### Exercise prompt:
Quote the records beneath, complete and exact. Leave out images.

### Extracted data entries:
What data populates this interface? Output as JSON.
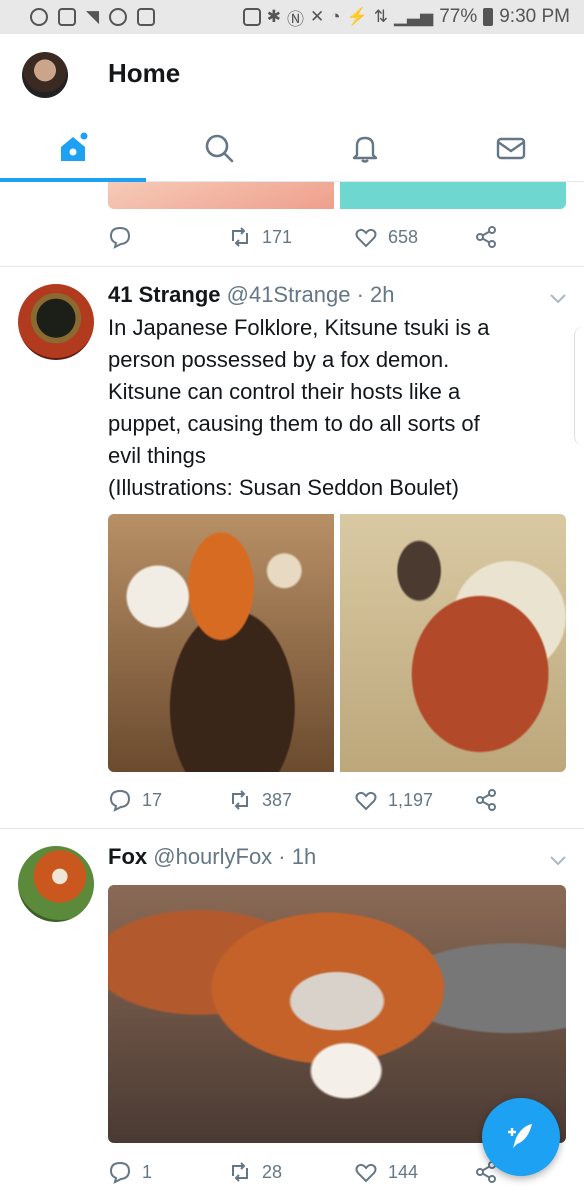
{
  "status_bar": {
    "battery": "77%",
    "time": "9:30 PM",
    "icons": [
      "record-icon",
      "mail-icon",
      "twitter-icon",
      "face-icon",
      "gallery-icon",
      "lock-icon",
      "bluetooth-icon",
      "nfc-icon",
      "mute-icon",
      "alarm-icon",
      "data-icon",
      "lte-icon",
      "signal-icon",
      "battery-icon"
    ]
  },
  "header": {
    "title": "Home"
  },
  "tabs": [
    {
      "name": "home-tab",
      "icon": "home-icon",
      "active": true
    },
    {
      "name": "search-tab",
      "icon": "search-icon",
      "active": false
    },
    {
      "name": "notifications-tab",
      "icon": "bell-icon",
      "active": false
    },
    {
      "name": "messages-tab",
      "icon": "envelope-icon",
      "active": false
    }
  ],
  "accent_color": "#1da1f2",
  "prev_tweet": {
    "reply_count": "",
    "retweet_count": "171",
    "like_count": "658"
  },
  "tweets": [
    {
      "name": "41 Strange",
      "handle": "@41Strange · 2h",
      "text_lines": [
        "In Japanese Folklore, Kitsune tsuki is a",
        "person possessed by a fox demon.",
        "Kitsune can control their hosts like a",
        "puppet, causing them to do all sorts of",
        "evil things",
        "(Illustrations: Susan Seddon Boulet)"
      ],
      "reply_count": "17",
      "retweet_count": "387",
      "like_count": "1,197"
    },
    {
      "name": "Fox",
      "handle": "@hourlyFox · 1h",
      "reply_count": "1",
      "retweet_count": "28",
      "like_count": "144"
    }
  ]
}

### Response to the task:
What data populates this interface? Output as JSON.
{
  "status_bar": {
    "battery": "77%",
    "time": "9:30 PM",
    "icons": [
      "record-icon",
      "mail-icon",
      "twitter-icon",
      "face-icon",
      "gallery-icon",
      "lock-icon",
      "bluetooth-icon",
      "nfc-icon",
      "mute-icon",
      "alarm-icon",
      "data-icon",
      "lte-icon",
      "signal-icon",
      "battery-icon"
    ]
  },
  "header": {
    "title": "Home"
  },
  "tabs": [
    {
      "name": "home-tab",
      "icon": "home-icon",
      "active": true
    },
    {
      "name": "search-tab",
      "icon": "search-icon",
      "active": false
    },
    {
      "name": "notifications-tab",
      "icon": "bell-icon",
      "active": false
    },
    {
      "name": "messages-tab",
      "icon": "envelope-icon",
      "active": false
    }
  ],
  "accent_color": "#1da1f2",
  "prev_tweet": {
    "reply_count": "",
    "retweet_count": "171",
    "like_count": "658"
  },
  "tweets": [
    {
      "name": "41 Strange",
      "handle": "@41Strange · 2h",
      "text_lines": [
        "In Japanese Folklore, Kitsune tsuki is a",
        "person possessed by a fox demon.",
        "Kitsune can control their hosts like a",
        "puppet, causing them to do all sorts of",
        "evil things",
        "(Illustrations: Susan Seddon Boulet)"
      ],
      "reply_count": "17",
      "retweet_count": "387",
      "like_count": "1,197"
    },
    {
      "name": "Fox",
      "handle": "@hourlyFox · 1h",
      "reply_count": "1",
      "retweet_count": "28",
      "like_count": "144"
    }
  ]
}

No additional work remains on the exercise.